**Stated exercise:**
Exactly as they appear, output all of the entries.

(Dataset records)
>> Start

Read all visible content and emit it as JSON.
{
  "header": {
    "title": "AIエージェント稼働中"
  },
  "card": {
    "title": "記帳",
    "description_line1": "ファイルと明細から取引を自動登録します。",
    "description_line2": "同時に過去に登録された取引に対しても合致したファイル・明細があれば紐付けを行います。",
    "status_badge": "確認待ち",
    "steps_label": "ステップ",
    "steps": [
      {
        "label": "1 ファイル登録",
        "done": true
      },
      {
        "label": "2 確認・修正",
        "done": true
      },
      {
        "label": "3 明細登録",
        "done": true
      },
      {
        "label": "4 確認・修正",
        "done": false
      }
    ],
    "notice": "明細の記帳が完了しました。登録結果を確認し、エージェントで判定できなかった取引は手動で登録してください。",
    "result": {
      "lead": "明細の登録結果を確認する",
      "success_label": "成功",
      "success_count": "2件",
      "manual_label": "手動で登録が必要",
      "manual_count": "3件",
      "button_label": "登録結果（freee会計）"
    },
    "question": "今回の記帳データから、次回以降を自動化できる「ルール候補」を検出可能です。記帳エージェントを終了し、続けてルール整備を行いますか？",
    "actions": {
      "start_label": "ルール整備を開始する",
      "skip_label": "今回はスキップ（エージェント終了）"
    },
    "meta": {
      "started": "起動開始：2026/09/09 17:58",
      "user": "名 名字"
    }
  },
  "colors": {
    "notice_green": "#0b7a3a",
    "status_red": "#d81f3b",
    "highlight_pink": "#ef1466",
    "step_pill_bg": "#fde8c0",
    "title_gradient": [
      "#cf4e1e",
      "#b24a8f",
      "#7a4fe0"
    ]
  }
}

>> End

**Right answer:**
Read all visible content and emit it as JSON.
{
  "header": {
    "title": "AIエージェント稼働中"
  },
  "card": {
    "title": "記帳",
    "description_line1": "ファイルと明細から取引を自動登録します。",
    "description_line2": "同時に過去に登録された取引に対しても合致したファイル・明細があれば紐付けを行います。",
    "status_badge": "確認待ち",
    "steps_label": "ステップ",
    "steps": [
      {
        "label": "1 ファイル登録",
        "done": true
      },
      {
        "label": "2 確認・修正",
        "done": true
      },
      {
        "label": "3 明細登録",
        "done": true
      },
      {
        "label": "4 確認・修正",
        "done": false
      }
    ],
    "notice": "明細の記帳が完了しました。登録結果を確認し、エージェントで判定できなかった取引は手動で登録してください。",
    "result": {
      "lead": "明細の登録結果を確認する",
      "success_label": "成功",
      "success_count": "2件",
      "manual_label": "手動で登録が必要",
      "manual_count": "3件",
      "button_label": "登録結果（freee会計）"
    },
    "question": "今回の記帳データから、次回以降を自動化できる「ルール候補」を検出可能です。記帳エージェントを終了し、続けてルール整備を行いますか？",
    "actions": {
      "start_label": "ルール整備を開始する",
      "skip_label": "今回はスキップ（エージェント終了）"
    },
    "meta": {
      "started": "起動開始：2026/09/09 17:58",
      "user": "名 名字"
    }
  },
  "colors": {
    "notice_green": "#0b7a3a",
    "status_red": "#d81f3b",
    "highlight_pink": "#ef1466",
    "step_pill_bg": "#fde8c0",
    "title_gradient": [
      "#cf4e1e",
      "#b24a8f",
      "#7a4fe0"
    ]
  }
}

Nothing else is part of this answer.